## Material

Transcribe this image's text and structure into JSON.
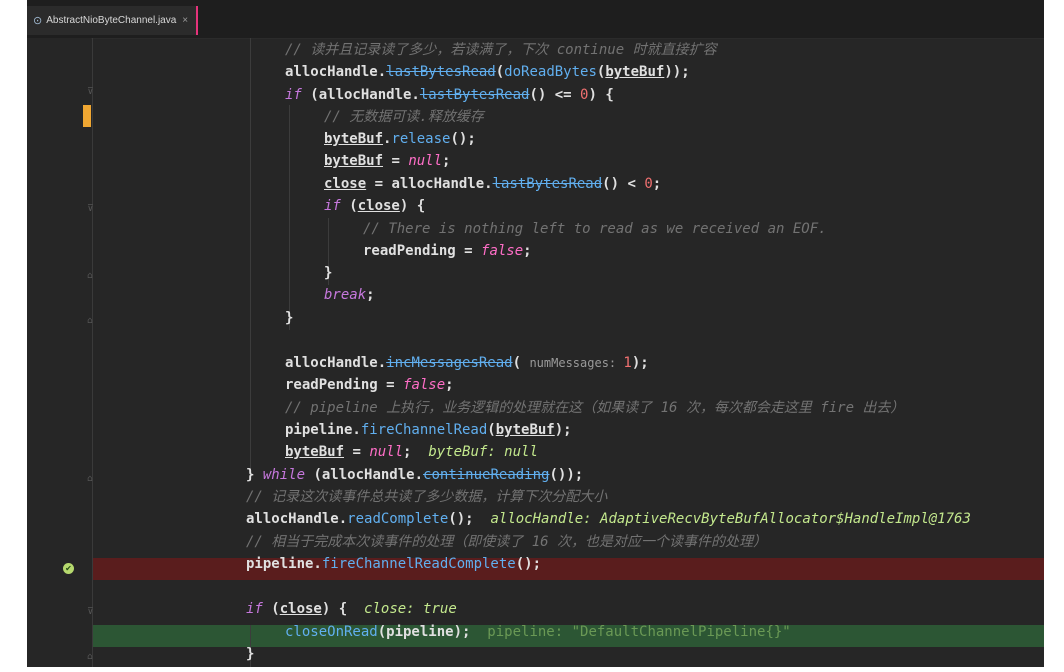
{
  "tab": {
    "title": "AbstractNioByteChannel.java",
    "close": "×"
  },
  "lines": [
    [
      "c",
      "// 读并且记录读了多少，若读满了，下次 continue 时就直接扩容"
    ],
    [
      "allocHandle.",
      "mw:lastBytesRead",
      "(",
      "m:doReadBytes",
      "(",
      "u:byteBuf",
      "));"
    ],
    [
      "k:if",
      " (allocHandle.",
      "mw:lastBytesRead",
      "() <= ",
      "n:0",
      ") {"
    ],
    [
      "c",
      "// 无数据可读.释放缓存"
    ],
    [
      "u:byteBuf",
      ".",
      "m:release",
      "();"
    ],
    [
      "u:byteBuf",
      " = ",
      "kw:null",
      ";"
    ],
    [
      "u:close",
      " = allocHandle.",
      "mw:lastBytesRead",
      "() < ",
      "n:0",
      ";"
    ],
    [
      "k:if",
      " (",
      "u:close",
      ") {"
    ],
    [
      "c",
      "// There is nothing left to read as we received an EOF."
    ],
    [
      "readPending = ",
      "kw:false",
      ";"
    ],
    [
      "}"
    ],
    [
      "k:break",
      ";"
    ],
    [
      "}"
    ],
    [],
    [
      "allocHandle.",
      "mw:incMessagesRead",
      "( ",
      "hint:numMessages: ",
      "n:1",
      ");"
    ],
    [
      "readPending = ",
      "kw:false",
      ";"
    ],
    [
      "c",
      "// pipeline 上执行，业务逻辑的处理就在这（如果读了 16 次，每次都会走这里 fire 出去）"
    ],
    [
      "pipeline.",
      "m:fireChannelRead",
      "(",
      "u:byteBuf",
      ");"
    ],
    [
      "u:byteBuf",
      " = ",
      "kw:null",
      ";  ",
      "dbg:byteBuf: null"
    ],
    [
      "} ",
      "k:while",
      " (allocHandle.",
      "mw:continueReading",
      "());"
    ],
    [
      "c",
      "// 记录这次读事件总共读了多少数据，计算下次分配大小"
    ],
    [
      "allocHandle.",
      "m:readComplete",
      "();  ",
      "dbg:allocHandle: AdaptiveRecvByteBufAllocator$HandleImpl@1763"
    ],
    [
      "c",
      "// 相当于完成本次读事件的处理（即使读了 16 次，也是对应一个读事件的处理）"
    ],
    [
      "pipeline.",
      "m:fireChannelReadComplete",
      "();"
    ],
    [],
    [
      "k:if",
      " (",
      "u:close",
      ") {  ",
      "dbg:close: true"
    ],
    [
      "m:closeOnRead",
      "(pipeline);  ",
      "dbgw:pipeline: \"DefaultChannelPipeline{}\""
    ],
    [
      "}"
    ]
  ],
  "debugger": {
    "breakpoint_icon": "✔"
  }
}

## Goal
What comes back should match the records exactly, minus any pictures.

## Solution to the exercise
Transcribe this image's text and structure into JSON.
{
  "tab": {
    "title": "AbstractNioByteChannel.java",
    "close": "×"
  },
  "lines": [
    [
      "c",
      "// 读并且记录读了多少，若读满了，下次 continue 时就直接扩容"
    ],
    [
      "allocHandle.",
      "mw:lastBytesRead",
      "(",
      "m:doReadBytes",
      "(",
      "u:byteBuf",
      "));"
    ],
    [
      "k:if",
      " (allocHandle.",
      "mw:lastBytesRead",
      "() <= ",
      "n:0",
      ") {"
    ],
    [
      "c",
      "// 无数据可读.释放缓存"
    ],
    [
      "u:byteBuf",
      ".",
      "m:release",
      "();"
    ],
    [
      "u:byteBuf",
      " = ",
      "kw:null",
      ";"
    ],
    [
      "u:close",
      " = allocHandle.",
      "mw:lastBytesRead",
      "() < ",
      "n:0",
      ";"
    ],
    [
      "k:if",
      " (",
      "u:close",
      ") {"
    ],
    [
      "c",
      "// There is nothing left to read as we received an EOF."
    ],
    [
      "readPending = ",
      "kw:false",
      ";"
    ],
    [
      "}"
    ],
    [
      "k:break",
      ";"
    ],
    [
      "}"
    ],
    [],
    [
      "allocHandle.",
      "mw:incMessagesRead",
      "( ",
      "hint:numMessages: ",
      "n:1",
      ");"
    ],
    [
      "readPending = ",
      "kw:false",
      ";"
    ],
    [
      "c",
      "// pipeline 上执行，业务逻辑的处理就在这（如果读了 16 次，每次都会走这里 fire 出去）"
    ],
    [
      "pipeline.",
      "m:fireChannelRead",
      "(",
      "u:byteBuf",
      ");"
    ],
    [
      "u:byteBuf",
      " = ",
      "kw:null",
      ";  ",
      "dbg:byteBuf: null"
    ],
    [
      "} ",
      "k:while",
      " (allocHandle.",
      "mw:continueReading",
      "());"
    ],
    [
      "c",
      "// 记录这次读事件总共读了多少数据，计算下次分配大小"
    ],
    [
      "allocHandle.",
      "m:readComplete",
      "();  ",
      "dbg:allocHandle: AdaptiveRecvByteBufAllocator$HandleImpl@1763"
    ],
    [
      "c",
      "// 相当于完成本次读事件的处理（即使读了 16 次，也是对应一个读事件的处理）"
    ],
    [
      "pipeline.",
      "m:fireChannelReadComplete",
      "();"
    ],
    [],
    [
      "k:if",
      " (",
      "u:close",
      ") {  ",
      "dbg:close: true"
    ],
    [
      "m:closeOnRead",
      "(pipeline);  ",
      "dbgw:pipeline: \"DefaultChannelPipeline{}\""
    ],
    [
      "}"
    ]
  ],
  "debugger": {
    "breakpoint_icon": "✔"
  }
}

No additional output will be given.